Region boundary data
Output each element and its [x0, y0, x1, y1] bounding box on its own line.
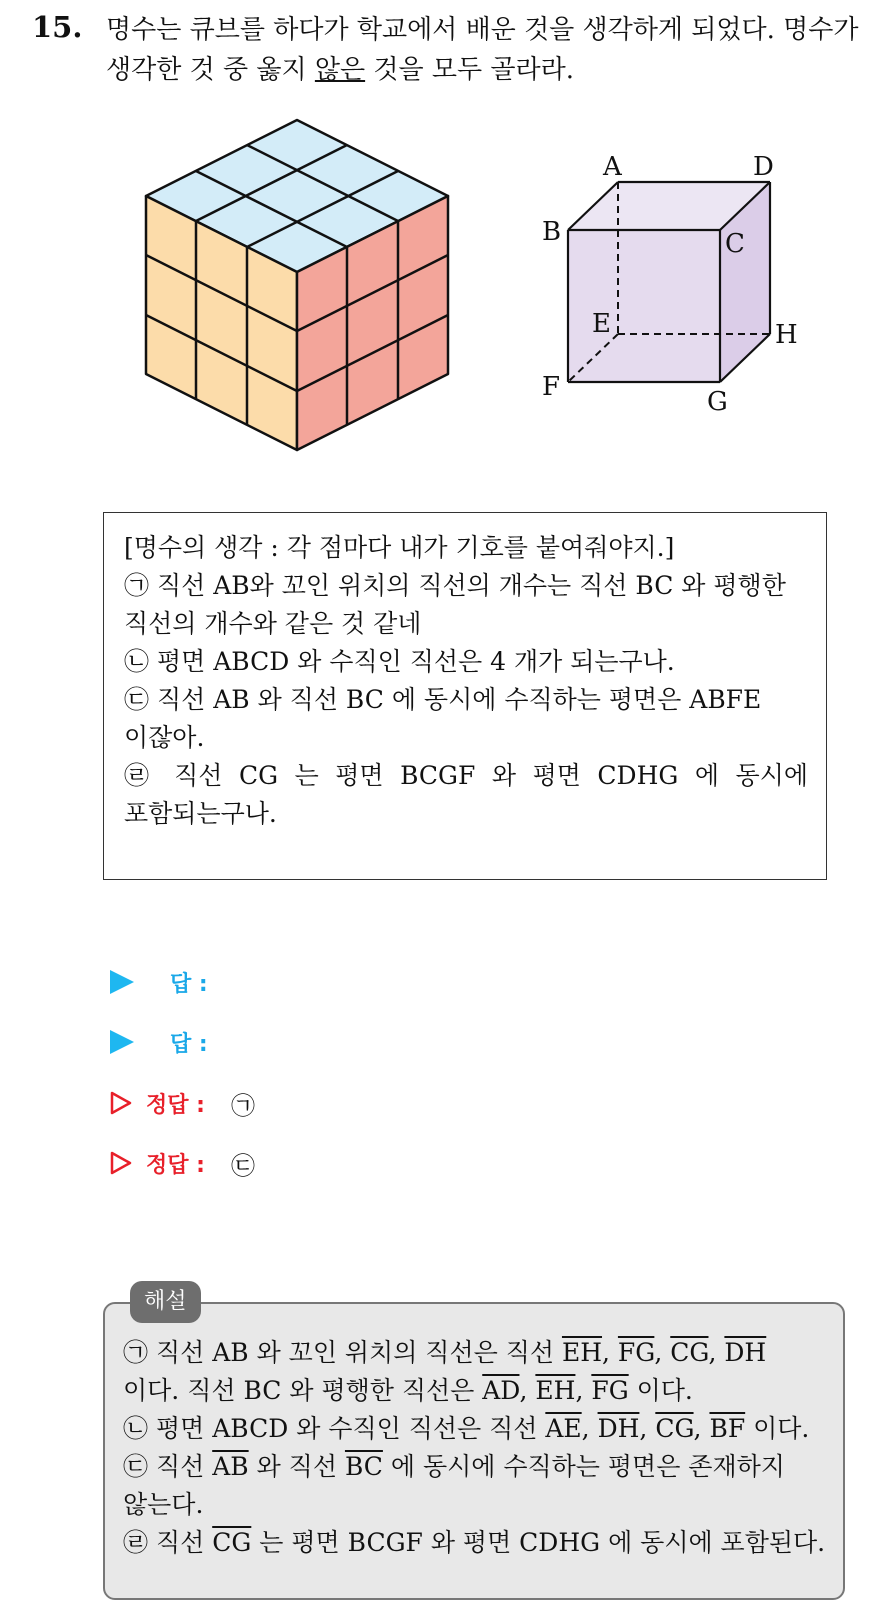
thought-line: ㉣ 직선 CG 는 평면 BCGF 와 평면 CDHG 에 동시에 [124, 761, 808, 790]
solution-line-4 [123, 1448, 827, 1486]
solution-text: 는 평면 BCGF 와 평면 CDHG 에 동시에 포함된다. [251, 1528, 826, 1557]
vertex-label-a: A [603, 152, 622, 182]
answer-row-1 [110, 962, 234, 1002]
solution-text: ㉢ 직선 [123, 1452, 213, 1481]
segment: $\overline{FG}$ [591, 1376, 629, 1405]
thought-line: [명수의 생각 : 각 점마다 내가 기호를 붙여줘야지.] [124, 533, 675, 562]
solution-text: 와 직선 [248, 1452, 345, 1481]
segment: $\overline{DH}$ [597, 1414, 640, 1443]
question-line-2-start: 생각한 것 중 옳지 [106, 55, 315, 85]
solution-line-2: 이다. 직선 BC 와 평행한 직선은 $\overline{AD}$, $\overline{EH}$, $\overline{FG}$ 이다. [123, 1376, 693, 1405]
correct-answer-row-2 [110, 1143, 255, 1183]
solution-text: 이다. [628, 1376, 693, 1405]
answer-label: 답 : [170, 971, 208, 997]
solution-text: ㉠ 직선 AB 와 꼬인 위치의 직선은 직선 [123, 1338, 562, 1367]
question-line-1: 명수는 큐브를 하다가 학교에서 배운 것을 생각하게 되었다. 명수가 [106, 15, 859, 45]
answer-row-2 [110, 1022, 234, 1062]
segment: $\overline{DH}$ [724, 1338, 767, 1367]
play-icon [110, 970, 134, 994]
segment: $\overline{EH}$ [561, 1338, 603, 1367]
solution-box [103, 1302, 845, 1600]
question-line-2-end: 것을 모두 골라라. [365, 55, 574, 85]
question-number: 15. [32, 10, 83, 44]
solution-text: 이다. 직선 BC 와 평행한 직선은 [123, 1376, 483, 1405]
segment: $\overline{CG}$ [670, 1338, 709, 1367]
segment: $\overline{AB}$ [212, 1452, 249, 1481]
correct-answer-label: 정답 : [146, 1152, 205, 1178]
rubiks-cube-figure [140, 112, 460, 457]
question-line-2 [106, 50, 866, 90]
vertex-label-g: G [707, 387, 728, 417]
thought-line: 이잖아. [124, 723, 205, 752]
segment: $\overline{BC}$ [344, 1452, 383, 1481]
question-text [106, 10, 866, 90]
thought-line: ㉡ 평면 ABCD 와 수직인 직선은 4 개가 되는구나. [124, 647, 675, 676]
correct-answer-label: 정답 : [146, 1092, 205, 1118]
underlined-word: 않은 [314, 55, 366, 85]
play-icon [110, 1030, 134, 1054]
solution-text: 이다. [745, 1414, 810, 1443]
segment: $\overline{AD}$ [482, 1376, 520, 1405]
segment: $\overline{FG}$ [617, 1338, 655, 1367]
vertex-label-c: C [725, 229, 745, 259]
thought-line: ㉢ 직선 AB 와 직선 BC 에 동시에 수직하는 평면은 ABFE [124, 685, 762, 714]
solution-text: ㉣ 직선 [123, 1528, 213, 1557]
segment: $\overline{CG}$ [655, 1414, 694, 1443]
vertex-label-e: E [592, 309, 611, 339]
answer-label: 답 : [170, 1031, 208, 1057]
vertex-label-b: B [542, 217, 562, 247]
thought-box [103, 512, 827, 880]
outline-triangle-icon [110, 1091, 132, 1115]
segment: $\overline{CG}$ [212, 1528, 252, 1557]
solution-line-1: ㉠ 직선 AB 와 꼬인 위치의 직선은 직선 $\overline{EH}$, $\overline{FG}$, $\overline{CG}$, $\overline{DH}$ [123, 1338, 767, 1367]
correct-answer-value: ㉠ [230, 1091, 255, 1120]
correct-answer-row-1 [110, 1083, 255, 1123]
outline-triangle-icon [110, 1151, 132, 1175]
vertex-label-f: F [542, 372, 561, 402]
thought-line: 직선의 개수와 같은 것 같네 [124, 609, 422, 638]
cuboid-figure [535, 145, 805, 420]
correct-answer-value: ㉢ [230, 1151, 255, 1180]
thought-line: ㉠ 직선 AB와 꼬인 위치의 직선의 개수는 직선 BC 와 평행한 [124, 571, 786, 600]
solution-tag: 해설 [130, 1281, 201, 1323]
solution-line-5: 않는다. [123, 1490, 204, 1519]
solution-text: ㉡ 평면 ABCD 와 수직인 직선은 직선 [123, 1414, 546, 1443]
solution-line-6 [123, 1524, 827, 1562]
vertex-label-d: D [753, 152, 774, 182]
thought-line: 포함되는구나. [124, 799, 277, 828]
solution-line-3: ㉡ 평면 ABCD 와 수직인 직선은 직선 $\overline{AE}$, $\overline{DH}$, $\overline{CG}$, $\overline{BF}$ 이다. [123, 1414, 810, 1443]
segment: $\overline{AE}$ [545, 1414, 582, 1443]
segment: $\overline{BF}$ [709, 1414, 746, 1443]
segment: $\overline{EH}$ [535, 1376, 576, 1405]
solution-text: 에 동시에 수직하는 평면은 존재하지 [382, 1452, 785, 1481]
vertex-label-h: H [775, 320, 798, 350]
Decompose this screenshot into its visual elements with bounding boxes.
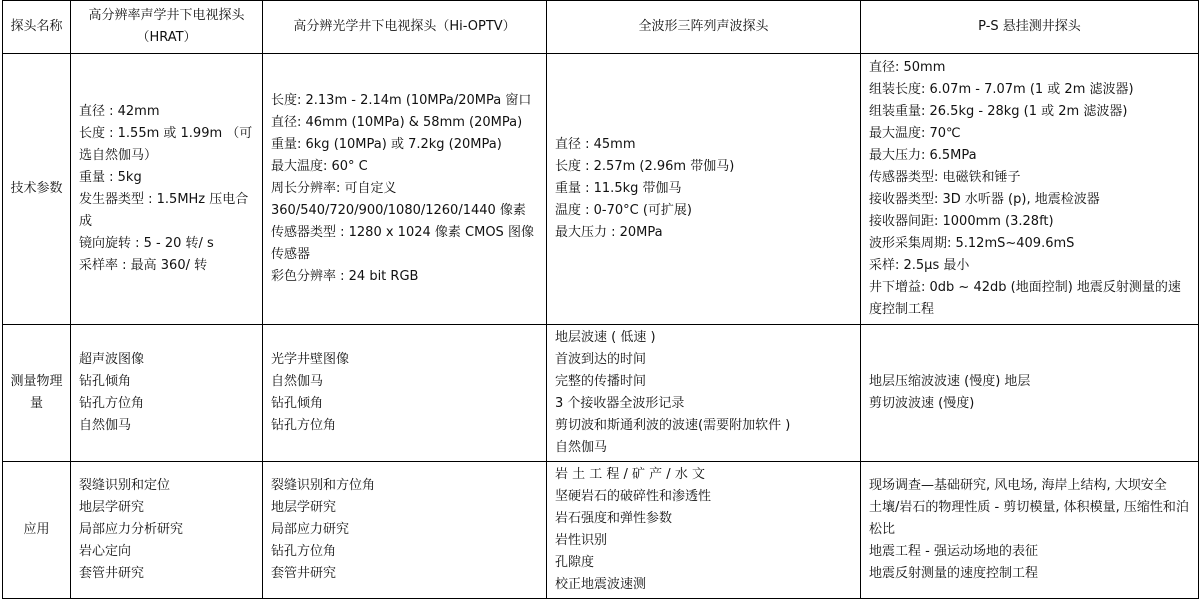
- cell-line: 孔隙度: [555, 555, 595, 570]
- cell-line: 长度 : 2.57m (2.96m 带伽马): [555, 159, 735, 174]
- cell-line: 钻孔倾角: [79, 374, 132, 389]
- cell-ps-app: [861, 462, 1199, 599]
- cell-line: 直径: 46mm (10MPa) & 58mm (20MPa): [271, 115, 523, 130]
- cell-line: 坚硬岩石的破碎性和渗透性: [555, 489, 712, 504]
- cell-line: 自然伽马: [271, 374, 324, 389]
- header-hrat: 高分辨率声学井下电视探头（HRAT）: [71, 1, 263, 54]
- cell-line: 地震工程 - 强运动场地的表征: [869, 544, 1038, 559]
- cell-line: 采样率 : 最高 360/ 转: [79, 258, 208, 273]
- cell-line: 首波到达的时间: [555, 352, 647, 367]
- cell-line: 长度 : 1.55m 或 1.99m （可选自然伽马）: [79, 126, 253, 163]
- cell-line: 最大温度: 70℃: [869, 126, 961, 141]
- cell-fullwave-meas: [547, 325, 861, 462]
- cell-line: 钻孔倾角: [271, 396, 324, 411]
- cell-line: 光学井壁图像: [271, 352, 350, 367]
- cell-fullwave-tech: [547, 54, 861, 325]
- cell-line: 采样: 2.5μs 最小: [869, 258, 970, 273]
- cell-line: 剪切波波速 (慢度): [869, 396, 975, 411]
- cell-line: 钻孔方位角: [271, 544, 337, 559]
- cell-line: 组装重量: 26.5kg - 28kg (1 或 2m 滤波器): [869, 104, 1128, 119]
- cell-line: 接收器间距: 1000mm (3.28ft): [869, 214, 1054, 229]
- cell-line: 波形采集周期: 5.12mS~409.6mS: [869, 236, 1075, 251]
- cell-line: 地层波速 ( 低速 ): [555, 330, 656, 345]
- probe-spec-table: [2, 0, 1199, 599]
- cell-line: 剪切波和斯通利波的波速(需要附加软件 ): [555, 418, 791, 433]
- row-measured-quantities: [3, 325, 1199, 462]
- cell-line: 周长分辨率: 可自定义 360/540/720/900/1080/1260/1440 像素: [271, 181, 526, 218]
- cell-line: 重量 : 11.5kg 带伽马: [555, 181, 682, 196]
- cell-hrat-tech: [71, 54, 263, 325]
- cell-hrat-app: [71, 462, 263, 599]
- cell-line: 钻孔方位角: [271, 418, 337, 433]
- header-probe-name: 探头名称: [3, 1, 71, 54]
- row-applications: [3, 462, 1199, 599]
- row-label-measured-quantities: 测量物理量: [3, 325, 71, 462]
- cell-line: 温度 : 0-70°C (可扩展): [555, 203, 693, 218]
- cell-line: 岩性识别: [555, 533, 608, 548]
- cell-line: 接收器类型: 3D 水听器 (p), 地震检波器: [869, 192, 1100, 207]
- cell-line: 现场调查—基础研究, 风电场, 海岸上结构, 大坝安全: [869, 478, 1167, 493]
- cell-line: 3 个接收器全波形记录: [555, 396, 685, 411]
- cell-line: 长度: 2.13m - 2.14m (10MPa/20MPa 窗口: [271, 93, 532, 108]
- cell-line: 地震反射测量的速度控制工程: [869, 566, 1039, 581]
- cell-line: 组装长度: 6.07m - 7.07m (1 或 2m 滤波器): [869, 82, 1134, 97]
- cell-fullwave-app: [547, 462, 861, 599]
- cell-line: 直径 : 42mm: [79, 104, 160, 119]
- cell-line: 镜向旋转 : 5 - 20 转/ s: [79, 236, 214, 251]
- row-label-applications: 应用: [3, 462, 71, 599]
- row-label-technical-parameters: 技术参数: [3, 54, 71, 325]
- cell-line: 最大压力 : 20MPa: [555, 225, 663, 240]
- cell-line: 自然伽马: [555, 440, 608, 455]
- cell-line: 超声波图像: [79, 352, 145, 367]
- header-full-waveform: 全波形三阵列声波探头: [547, 1, 861, 54]
- cell-line: 岩 土 工 程 / 矿 产 / 水 文: [555, 467, 705, 482]
- cell-hrat-meas: [71, 325, 263, 462]
- cell-line: 钻孔方位角: [79, 396, 145, 411]
- cell-line: 岩石强度和弹性参数: [555, 511, 673, 526]
- cell-line: 局部应力研究: [271, 522, 350, 537]
- cell-line: 套管井研究: [79, 566, 145, 581]
- header-hi-optv: 高分辨光学井下电视探头（Hi-OPTV）: [263, 1, 547, 54]
- cell-line: 传感器类型 : 1280 x 1024 像素 CMOS 图像传感器: [271, 225, 534, 262]
- cell-line: 直径: 50mm: [869, 60, 946, 75]
- cell-line: 裂缝识别和方位角: [271, 478, 376, 493]
- cell-line: 井下增益: 0db ~ 42db (地面控制) 地震反射测量的速度控制工程: [869, 280, 1181, 317]
- cell-line: 直径 : 45mm: [555, 137, 636, 152]
- cell-line: 地层学研究: [79, 500, 145, 515]
- cell-line: 完整的传播时间: [555, 374, 647, 389]
- cell-line: 岩心定向: [79, 544, 132, 559]
- cell-line: 套管井研究: [271, 566, 337, 581]
- cell-ps-tech: [861, 54, 1199, 325]
- cell-line: 彩色分辨率 : 24 bit RGB: [271, 269, 419, 284]
- cell-line: 重量 : 5kg: [79, 170, 142, 185]
- row-technical-parameters: [3, 54, 1199, 325]
- cell-optv-app: [263, 462, 547, 599]
- cell-line: 最大温度: 60° C: [271, 159, 368, 174]
- cell-ps-meas: [861, 325, 1199, 462]
- cell-line: 裂缝识别和定位: [79, 478, 171, 493]
- cell-optv-meas: [263, 325, 547, 462]
- cell-line: 校正地震波速测: [555, 577, 647, 592]
- cell-line: 重量: 6kg (10MPa) 或 7.2kg (20MPa): [271, 137, 502, 152]
- cell-line: 土壤/岩石的物理性质 - 剪切模量, 体积模量, 压缩性和泊松比: [869, 500, 1189, 537]
- cell-line: 自然伽马: [79, 418, 132, 433]
- cell-optv-tech: [263, 54, 547, 325]
- cell-line: 传感器类型: 电磁铁和锤子: [869, 170, 1021, 185]
- cell-line: 地层学研究: [271, 500, 337, 515]
- cell-line: 最大压力: 6.5MPa: [869, 148, 977, 163]
- header-ps-suspension: P-S 悬挂测井探头: [861, 1, 1199, 54]
- cell-line: 地层压缩波波速 (慢度) 地层: [869, 374, 1031, 389]
- cell-line: 发生器类型 : 1.5MHz 压电合成: [79, 192, 249, 229]
- cell-line: 局部应力分析研究: [79, 522, 184, 537]
- header-row: [3, 1, 1199, 54]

*INSTRUCTIONS TO FOLLOW*
Reproduce the lines above verbatim, starting with the line that contains "thought-line: ㉣ 직선" and continuing through the line that contains "thought-line: [명수의 생각", with both of those lines included.

*WRITTEN SOLUTION*
thought-line: ㉣ 직선 CG 는 평면 BCGF 와 평면 CDHG 에 동시에 [124, 761, 808, 790]
solution-line-4 [123, 1448, 827, 1486]
solution-text: 는 평면 BCGF 와 평면 CDHG 에 동시에 포함된다. [251, 1528, 826, 1557]
vertex-label-a: A [603, 152, 622, 182]
answer-row-1 [110, 962, 234, 1002]
solution-text: ㉢ 직선 [123, 1452, 213, 1481]
segment: $\overline{FG}$ [591, 1376, 629, 1405]
thought-line: [명수의 생각 : 각 점마다 내가 기호를 붙여줘야지.] [124, 533, 675, 562]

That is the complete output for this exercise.